**What the task requires**
Restate each entry word for word, leaving nothing out.

**Supplied records**
== == ==

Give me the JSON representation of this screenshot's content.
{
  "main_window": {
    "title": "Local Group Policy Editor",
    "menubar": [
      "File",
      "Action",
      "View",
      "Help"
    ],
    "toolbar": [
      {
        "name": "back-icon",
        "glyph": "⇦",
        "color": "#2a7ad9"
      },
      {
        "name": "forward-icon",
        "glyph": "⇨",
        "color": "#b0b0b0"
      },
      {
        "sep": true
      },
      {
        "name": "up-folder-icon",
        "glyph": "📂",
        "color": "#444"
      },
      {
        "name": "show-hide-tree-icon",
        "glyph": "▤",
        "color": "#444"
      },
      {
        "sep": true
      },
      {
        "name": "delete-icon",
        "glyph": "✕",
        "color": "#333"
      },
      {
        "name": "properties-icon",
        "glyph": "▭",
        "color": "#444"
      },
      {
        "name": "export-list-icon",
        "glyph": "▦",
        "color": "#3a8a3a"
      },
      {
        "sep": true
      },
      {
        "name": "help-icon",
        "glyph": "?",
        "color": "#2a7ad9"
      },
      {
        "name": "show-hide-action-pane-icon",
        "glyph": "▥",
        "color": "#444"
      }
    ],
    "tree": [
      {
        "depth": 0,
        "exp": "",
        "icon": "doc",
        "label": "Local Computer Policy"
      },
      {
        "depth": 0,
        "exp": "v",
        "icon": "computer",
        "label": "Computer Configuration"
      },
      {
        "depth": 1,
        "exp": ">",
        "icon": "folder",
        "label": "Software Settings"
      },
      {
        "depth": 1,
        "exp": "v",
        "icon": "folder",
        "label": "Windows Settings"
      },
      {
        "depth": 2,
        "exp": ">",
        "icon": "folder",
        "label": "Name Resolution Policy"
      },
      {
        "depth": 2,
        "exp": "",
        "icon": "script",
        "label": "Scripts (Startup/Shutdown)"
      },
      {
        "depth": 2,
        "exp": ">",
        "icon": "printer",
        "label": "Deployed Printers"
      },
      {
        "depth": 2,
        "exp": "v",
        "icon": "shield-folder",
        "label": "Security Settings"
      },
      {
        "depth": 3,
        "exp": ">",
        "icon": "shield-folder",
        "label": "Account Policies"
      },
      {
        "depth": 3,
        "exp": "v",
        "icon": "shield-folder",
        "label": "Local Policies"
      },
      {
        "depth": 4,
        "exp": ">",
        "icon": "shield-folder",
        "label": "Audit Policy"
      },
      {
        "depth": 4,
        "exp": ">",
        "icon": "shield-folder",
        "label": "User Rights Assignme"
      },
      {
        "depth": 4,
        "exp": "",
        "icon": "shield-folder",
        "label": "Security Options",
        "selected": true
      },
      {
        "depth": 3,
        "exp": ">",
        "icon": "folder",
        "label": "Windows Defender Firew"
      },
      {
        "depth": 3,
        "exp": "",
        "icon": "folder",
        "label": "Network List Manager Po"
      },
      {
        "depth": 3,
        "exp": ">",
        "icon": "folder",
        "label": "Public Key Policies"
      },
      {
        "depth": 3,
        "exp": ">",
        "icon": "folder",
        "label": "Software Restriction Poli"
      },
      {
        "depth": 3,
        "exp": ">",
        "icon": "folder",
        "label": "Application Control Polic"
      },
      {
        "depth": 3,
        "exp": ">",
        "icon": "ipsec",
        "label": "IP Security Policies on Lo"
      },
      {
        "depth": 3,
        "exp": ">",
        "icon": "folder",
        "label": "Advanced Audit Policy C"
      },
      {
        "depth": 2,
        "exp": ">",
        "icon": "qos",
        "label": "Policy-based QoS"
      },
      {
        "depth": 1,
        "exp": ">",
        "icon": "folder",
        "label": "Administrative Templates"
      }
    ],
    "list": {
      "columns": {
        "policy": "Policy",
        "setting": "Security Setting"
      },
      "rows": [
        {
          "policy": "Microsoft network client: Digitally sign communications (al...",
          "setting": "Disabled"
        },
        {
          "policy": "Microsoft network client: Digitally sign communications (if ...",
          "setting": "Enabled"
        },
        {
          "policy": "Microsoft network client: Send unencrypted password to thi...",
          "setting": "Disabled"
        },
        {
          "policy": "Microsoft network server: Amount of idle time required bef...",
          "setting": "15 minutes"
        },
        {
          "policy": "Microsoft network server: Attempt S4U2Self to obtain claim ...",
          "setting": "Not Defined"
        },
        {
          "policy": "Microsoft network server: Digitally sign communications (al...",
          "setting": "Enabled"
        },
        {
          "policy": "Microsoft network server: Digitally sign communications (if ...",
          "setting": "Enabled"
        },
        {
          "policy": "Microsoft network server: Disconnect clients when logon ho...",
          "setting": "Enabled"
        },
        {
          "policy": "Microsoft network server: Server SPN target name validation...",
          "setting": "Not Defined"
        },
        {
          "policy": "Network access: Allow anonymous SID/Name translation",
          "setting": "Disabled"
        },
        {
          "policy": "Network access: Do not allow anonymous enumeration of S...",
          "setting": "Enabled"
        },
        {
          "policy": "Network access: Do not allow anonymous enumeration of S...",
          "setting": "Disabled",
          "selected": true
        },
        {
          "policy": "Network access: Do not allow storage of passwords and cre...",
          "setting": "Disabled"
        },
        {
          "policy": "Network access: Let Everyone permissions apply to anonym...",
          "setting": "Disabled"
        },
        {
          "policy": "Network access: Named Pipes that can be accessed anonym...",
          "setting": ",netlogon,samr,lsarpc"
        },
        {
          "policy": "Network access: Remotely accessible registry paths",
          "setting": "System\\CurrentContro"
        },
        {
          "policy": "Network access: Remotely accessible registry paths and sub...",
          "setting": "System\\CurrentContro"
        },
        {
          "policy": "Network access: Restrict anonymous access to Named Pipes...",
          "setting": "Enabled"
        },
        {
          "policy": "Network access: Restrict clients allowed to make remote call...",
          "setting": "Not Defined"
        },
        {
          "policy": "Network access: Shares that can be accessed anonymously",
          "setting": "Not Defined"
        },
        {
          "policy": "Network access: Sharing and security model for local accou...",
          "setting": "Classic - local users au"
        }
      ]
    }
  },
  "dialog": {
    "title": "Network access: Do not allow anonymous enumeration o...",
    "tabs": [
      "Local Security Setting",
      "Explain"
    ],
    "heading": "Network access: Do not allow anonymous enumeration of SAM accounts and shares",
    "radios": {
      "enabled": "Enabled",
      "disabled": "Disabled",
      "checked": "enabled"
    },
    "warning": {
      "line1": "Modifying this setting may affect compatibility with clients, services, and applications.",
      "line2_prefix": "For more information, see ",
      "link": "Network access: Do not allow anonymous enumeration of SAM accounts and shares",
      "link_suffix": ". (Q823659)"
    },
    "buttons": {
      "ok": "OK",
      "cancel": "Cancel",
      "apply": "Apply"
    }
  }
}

== == ==

**Correct response**
Give me the JSON representation of this screenshot's content.
{
  "main_window": {
    "title": "Local Group Policy Editor",
    "menubar": [
      "File",
      "Action",
      "View",
      "Help"
    ],
    "toolbar": [
      {
        "name": "back-icon",
        "glyph": "⇦",
        "color": "#2a7ad9"
      },
      {
        "name": "forward-icon",
        "glyph": "⇨",
        "color": "#b0b0b0"
      },
      {
        "sep": true
      },
      {
        "name": "up-folder-icon",
        "glyph": "📂",
        "color": "#444"
      },
      {
        "name": "show-hide-tree-icon",
        "glyph": "▤",
        "color": "#444"
      },
      {
        "sep": true
      },
      {
        "name": "delete-icon",
        "glyph": "✕",
        "color": "#333"
      },
      {
        "name": "properties-icon",
        "glyph": "▭",
        "color": "#444"
      },
      {
        "name": "export-list-icon",
        "glyph": "▦",
        "color": "#3a8a3a"
      },
      {
        "sep": true
      },
      {
        "name": "help-icon",
        "glyph": "?",
        "color": "#2a7ad9"
      },
      {
        "name": "show-hide-action-pane-icon",
        "glyph": "▥",
        "color": "#444"
      }
    ],
    "tree": [
      {
        "depth": 0,
        "exp": "",
        "icon": "doc",
        "label": "Local Computer Policy"
      },
      {
        "depth": 0,
        "exp": "v",
        "icon": "computer",
        "label": "Computer Configuration"
      },
      {
        "depth": 1,
        "exp": ">",
        "icon": "folder",
        "label": "Software Settings"
      },
      {
        "depth": 1,
        "exp": "v",
        "icon": "folder",
        "label": "Windows Settings"
      },
      {
        "depth": 2,
        "exp": ">",
        "icon": "folder",
        "label": "Name Resolution Policy"
      },
      {
        "depth": 2,
        "exp": "",
        "icon": "script",
        "label": "Scripts (Startup/Shutdown)"
      },
      {
        "depth": 2,
        "exp": ">",
        "icon": "printer",
        "label": "Deployed Printers"
      },
      {
        "depth": 2,
        "exp": "v",
        "icon": "shield-folder",
        "label": "Security Settings"
      },
      {
        "depth": 3,
        "exp": ">",
        "icon": "shield-folder",
        "label": "Account Policies"
      },
      {
        "depth": 3,
        "exp": "v",
        "icon": "shield-folder",
        "label": "Local Policies"
      },
      {
        "depth": 4,
        "exp": ">",
        "icon": "shield-folder",
        "label": "Audit Policy"
      },
      {
        "depth": 4,
        "exp": ">",
        "icon": "shield-folder",
        "label": "User Rights Assignme"
      },
      {
        "depth": 4,
        "exp": "",
        "icon": "shield-folder",
        "label": "Security Options",
        "selected": true
      },
      {
        "depth": 3,
        "exp": ">",
        "icon": "folder",
        "label": "Windows Defender Firew"
      },
      {
        "depth": 3,
        "exp": "",
        "icon": "folder",
        "label": "Network List Manager Po"
      },
      {
        "depth": 3,
        "exp": ">",
        "icon": "folder",
        "label": "Public Key Policies"
      },
      {
        "depth": 3,
        "exp": ">",
        "icon": "folder",
        "label": "Software Restriction Poli"
      },
      {
        "depth": 3,
        "exp": ">",
        "icon": "folder",
        "label": "Application Control Polic"
      },
      {
        "depth": 3,
        "exp": ">",
        "icon": "ipsec",
        "label": "IP Security Policies on Lo"
      },
      {
        "depth": 3,
        "exp": ">",
        "icon": "folder",
        "label": "Advanced Audit Policy C"
      },
      {
        "depth": 2,
        "exp": ">",
        "icon": "qos",
        "label": "Policy-based QoS"
      },
      {
        "depth": 1,
        "exp": ">",
        "icon": "folder",
        "label": "Administrative Templates"
      }
    ],
    "list": {
      "columns": {
        "policy": "Policy",
        "setting": "Security Setting"
      },
      "rows": [
        {
          "policy": "Microsoft network client: Digitally sign communications (al...",
          "setting": "Disabled"
        },
        {
          "policy": "Microsoft network client: Digitally sign communications (if ...",
          "setting": "Enabled"
        },
        {
          "policy": "Microsoft network client: Send unencrypted password to thi...",
          "setting": "Disabled"
        },
        {
          "policy": "Microsoft network server: Amount of idle time required bef...",
          "setting": "15 minutes"
        },
        {
          "policy": "Microsoft network server: Attempt S4U2Self to obtain claim ...",
          "setting": "Not Defined"
        },
        {
          "policy": "Microsoft network server: Digitally sign communications (al...",
          "setting": "Enabled"
        },
        {
          "policy": "Microsoft network server: Digitally sign communications (if ...",
          "setting": "Enabled"
        },
        {
          "policy": "Microsoft network server: Disconnect clients when logon ho...",
          "setting": "Enabled"
        },
        {
          "policy": "Microsoft network server: Server SPN target name validation...",
          "setting": "Not Defined"
        },
        {
          "policy": "Network access: Allow anonymous SID/Name translation",
          "setting": "Disabled"
        },
        {
          "policy": "Network access: Do not allow anonymous enumeration of S...",
          "setting": "Enabled"
        },
        {
          "policy": "Network access: Do not allow anonymous enumeration of S...",
          "setting": "Disabled",
          "selected": true
        },
        {
          "policy": "Network access: Do not allow storage of passwords and cre...",
          "setting": "Disabled"
        },
        {
          "policy": "Network access: Let Everyone permissions apply to anonym...",
          "setting": "Disabled"
        },
        {
          "policy": "Network access: Named Pipes that can be accessed anonym...",
          "setting": ",netlogon,samr,lsarpc"
        },
        {
          "policy": "Network access: Remotely accessible registry paths",
          "setting": "System\\CurrentContro"
        },
        {
          "policy": "Network access: Remotely accessible registry paths and sub...",
          "setting": "System\\CurrentContro"
        },
        {
          "policy": "Network access: Restrict anonymous access to Named Pipes...",
          "setting": "Enabled"
        },
        {
          "policy": "Network access: Restrict clients allowed to make remote call...",
          "setting": "Not Defined"
        },
        {
          "policy": "Network access: Shares that can be accessed anonymously",
          "setting": "Not Defined"
        },
        {
          "policy": "Network access: Sharing and security model for local accou...",
          "setting": "Classic - local users au"
        }
      ]
    }
  },
  "dialog": {
    "title": "Network access: Do not allow anonymous enumeration o...",
    "tabs": [
      "Local Security Setting",
      "Explain"
    ],
    "heading": "Network access: Do not allow anonymous enumeration of SAM accounts and shares",
    "radios": {
      "enabled": "Enabled",
      "disabled": "Disabled",
      "checked": "enabled"
    },
    "warning": {
      "line1": "Modifying this setting may affect compatibility with clients, services, and applications.",
      "line2_prefix": "For more information, see ",
      "link": "Network access: Do not allow anonymous enumeration of SAM accounts and shares",
      "link_suffix": ". (Q823659)"
    },
    "buttons": {
      "ok": "OK",
      "cancel": "Cancel",
      "apply": "Apply"
    }
  }
}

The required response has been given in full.